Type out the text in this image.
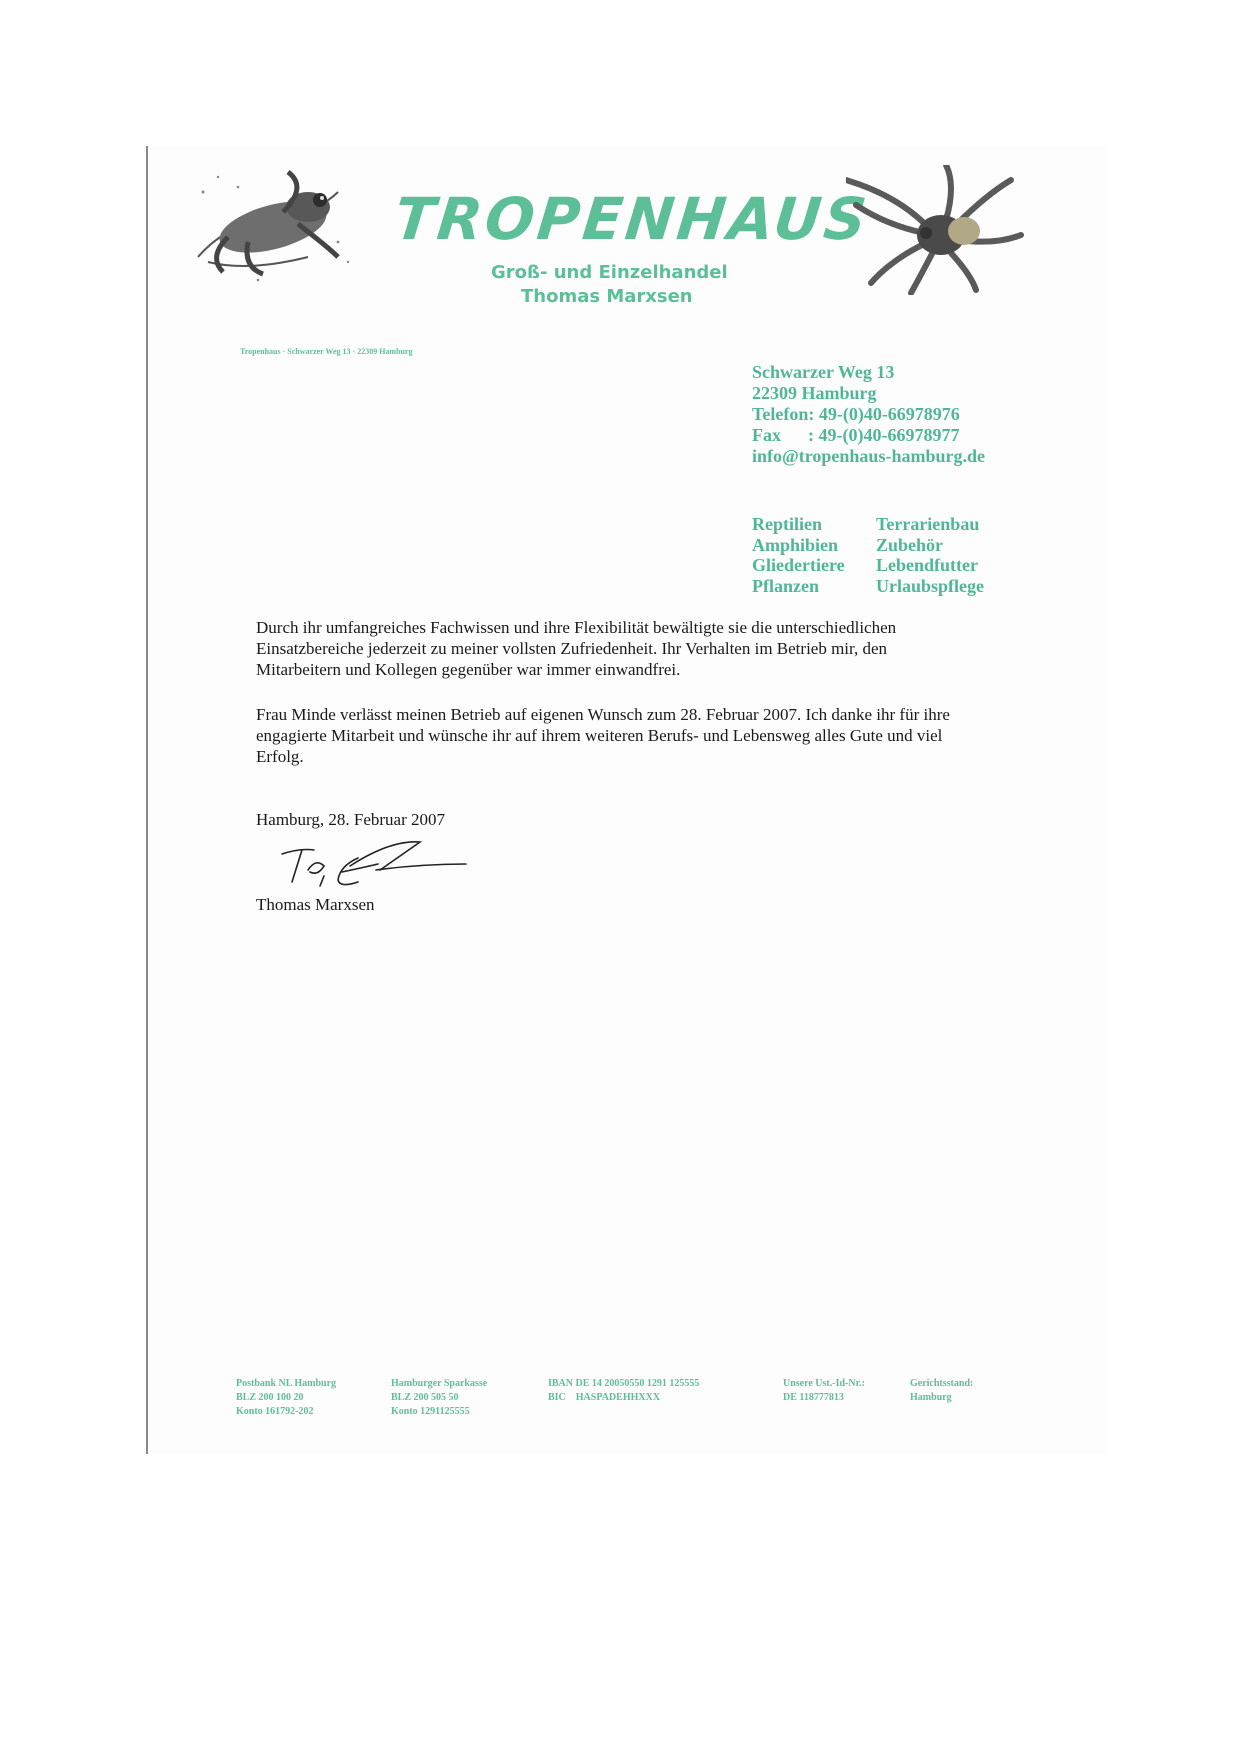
TROPENHAUS
Groß- und Einzelhandel
Thomas Marxsen
Tropenhaus · Schwarzer Weg 13 · 22309 Hamburg
Schwarzer Weg 13
22309 Hamburg
Telefon: 49-(0)40-66978976
Fax      : 49-(0)40-66978977
info@tropenhaus-hamburg.de
Reptilien	Terrarienbau
Amphibien	Zubehör
Gliedertiere	Lebendfutter
Pflanzen	Urlaubspflege
Durch ihr umfangreiches Fachwissen und ihre Flexibilität bewältigte sie die unterschiedlichen Einsatzbereiche jederzeit zu meiner vollsten Zufriedenheit. Ihr Verhalten im Betrieb mir, den Mitarbeitern und Kollegen gegenüber war immer einwandfrei.
Frau Minde verlässt meinen Betrieb auf eigenen Wunsch zum 28. Februar 2007. Ich danke ihr für ihre engagierte Mitarbeit und wünsche ihr auf ihrem weiteren Berufs- und Lebensweg alles Gute und viel Erfolg.
Hamburg, 28. Februar 2007
Thomas Marxsen
Postbank NL Hamburg
BLZ 200 100 20
Konto 161792-202
Hamburger Sparkasse
BLZ 200 505 50
Konto 1291125555
IBAN DE 14 20050550 1291 125555
BIC    HASPADEHHXXX
Unsere Ust.-Id-Nr.:
DE 118777813
Gerichtsstand:
Hamburg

####

## WHAT TO DO
Leave out the pictures and transcribe the entries above exactly.

## RESULT FOR THIS TASK
Type out the text in this image.
TROPENHAUS
Groß- und Einzelhandel
Thomas Marxsen
Tropenhaus · Schwarzer Weg 13 · 22309 Hamburg
Schwarzer Weg 13
22309 Hamburg
Telefon: 49-(0)40-66978976
Fax      : 49-(0)40-66978977
info@tropenhaus-hamburg.de
Reptilien	Terrarienbau
Amphibien	Zubehör
Gliedertiere	Lebendfutter
Pflanzen	Urlaubspflege
Durch ihr umfangreiches Fachwissen und ihre Flexibilität bewältigte sie die unterschiedlichen Einsatzbereiche jederzeit zu meiner vollsten Zufriedenheit. Ihr Verhalten im Betrieb mir, den Mitarbeitern und Kollegen gegenüber war immer einwandfrei.
Frau Minde verlässt meinen Betrieb auf eigenen Wunsch zum 28. Februar 2007. Ich danke ihr für ihre engagierte Mitarbeit und wünsche ihr auf ihrem weiteren Berufs- und Lebensweg alles Gute und viel Erfolg.
Hamburg, 28. Februar 2007
Thomas Marxsen
Postbank NL Hamburg
BLZ 200 100 20
Konto 161792-202
Hamburger Sparkasse
BLZ 200 505 50
Konto 1291125555
IBAN DE 14 20050550 1291 125555
BIC    HASPADEHHXXX
Unsere Ust.-Id-Nr.:
DE 118777813
Gerichtsstand:
Hamburg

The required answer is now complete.